───── Data for processing

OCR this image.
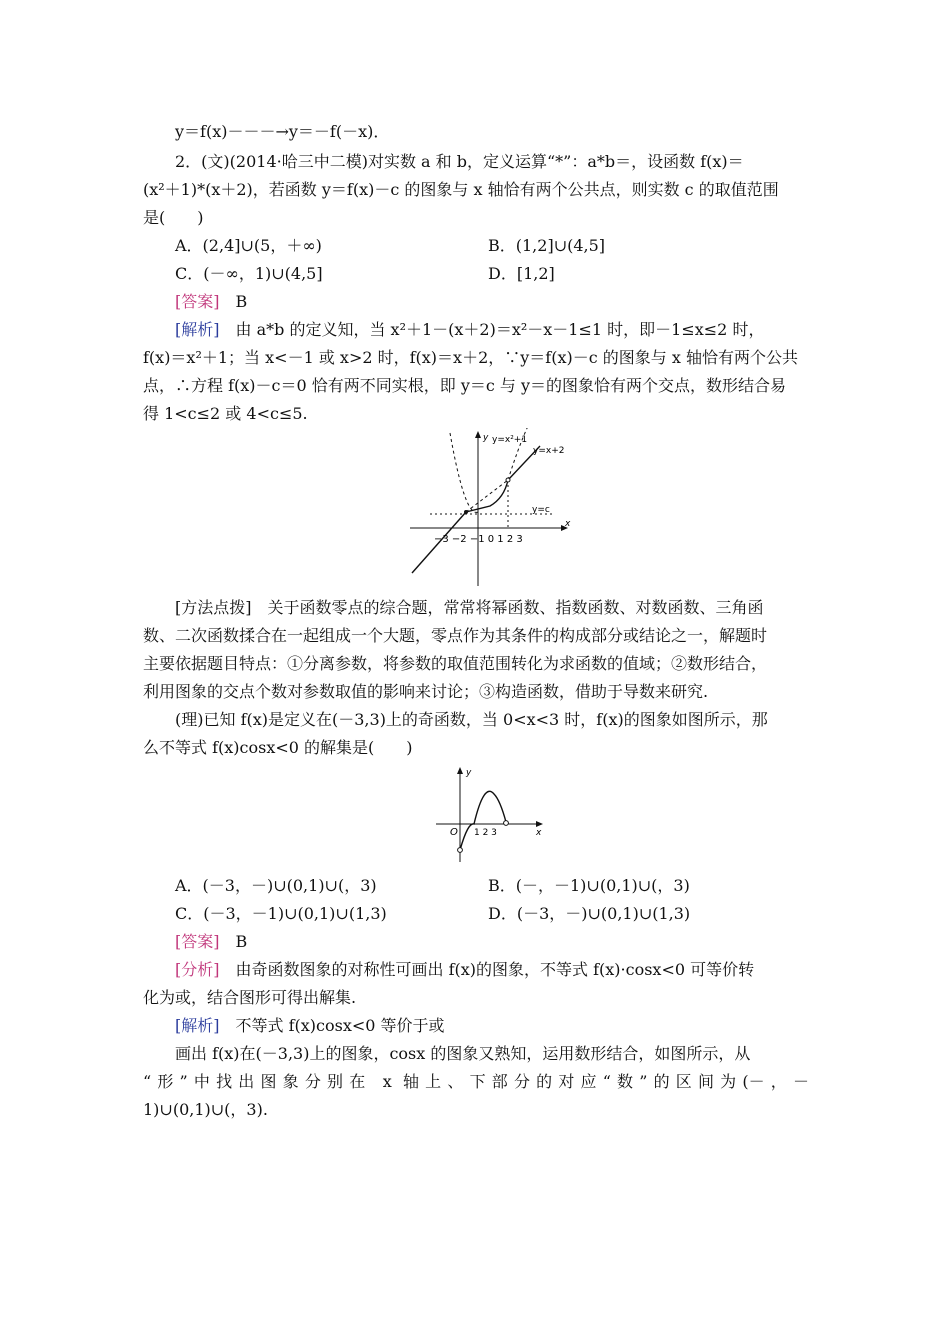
y＝f(x)－－－→y＝－f(－x)．
2．(文)(2014·哈三中二模)对实数 a 和 b，定义运算“*”：a*b＝，设函数 f(x)＝
(x²＋1)*(x＋2)，若函数 y＝f(x)－c 的图象与 x 轴恰有两个公共点，则实数 c 的取值范围
是(　　)
A．(2,4]∪(5，＋∞)	B．(1,2]∪(4,5]
C．(－∞，1)∪(4,5]	D．[1,2]
[答案]　B
[解析]　由 a*b 的定义知，当 x²＋1－(x＋2)＝x²－x－1≤1 时，即－1≤x≤2 时，
f(x)＝x²＋1；当 x<－1 或 x>2 时，f(x)＝x＋2，∵y＝f(x)－c 的图象与 x 轴恰有两个公共
点，∴方程 f(x)－c＝0 恰有两不同实根，即 y＝c 与 y＝的图象恰有两个交点，数形结合易
得 1<c≤2 或 4<c≤5.
y=x²+1
y=x+2
y=c
x
y
−3 −2 −1 0 1 2 3
[方法点拨]　关于函数零点的综合题，常常将幂函数、指数函数、对数函数、三角函
数、二次函数揉合在一起组成一个大题，零点作为其条件的构成部分或结论之一，解题时
主要依据题目特点：①分离参数，将参数的取值范围转化为求函数的值域；②数形结合，
利用图象的交点个数对参数取值的影响来讨论；③构造函数，借助于导数来研究.
(理)已知 f(x)是定义在(－3,3)上的奇函数，当 0<x<3 时，f(x)的图象如图所示，那
么不等式 f(x)cosx<0 的解集是(　　)
y
x
O 1 2 3
A．(－3，－)∪(0,1)∪(，3)	B．(－，－1)∪(0,1)∪(，3)
C．(－3，－1)∪(0,1)∪(1,3)	D．(－3，－)∪(0,1)∪(1,3)
[答案]　B
[分析]　由奇函数图象的对称性可画出 f(x)的图象，不等式 f(x)·cosx<0 可等价转
化为或，结合图形可得出解集.
[解析]　不等式 f(x)cosx<0 等价于或
画出 f(x)在(－3,3)上的图象，cosx 的图象又熟知，运用数形结合，如图所示，从
“形”中找出图象分别在 x 轴上、下部分的对应“数”的区间为(－，－
1)∪(0,1)∪(，3).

──────────

■ Short task ■
Copy out each line of the records where the string "的图象与" appears.

■ Answer to the task ■
(x²＋1)*(x＋2)，若函数 y＝f(x)－c 的图象与 x 轴恰有两个公共点，则实数 c 的取值范围
f(x)＝x²＋1；当 x<－1 或 x>2 时，f(x)＝x＋2，∵y＝f(x)－c 的图象与 x 轴恰有两个公共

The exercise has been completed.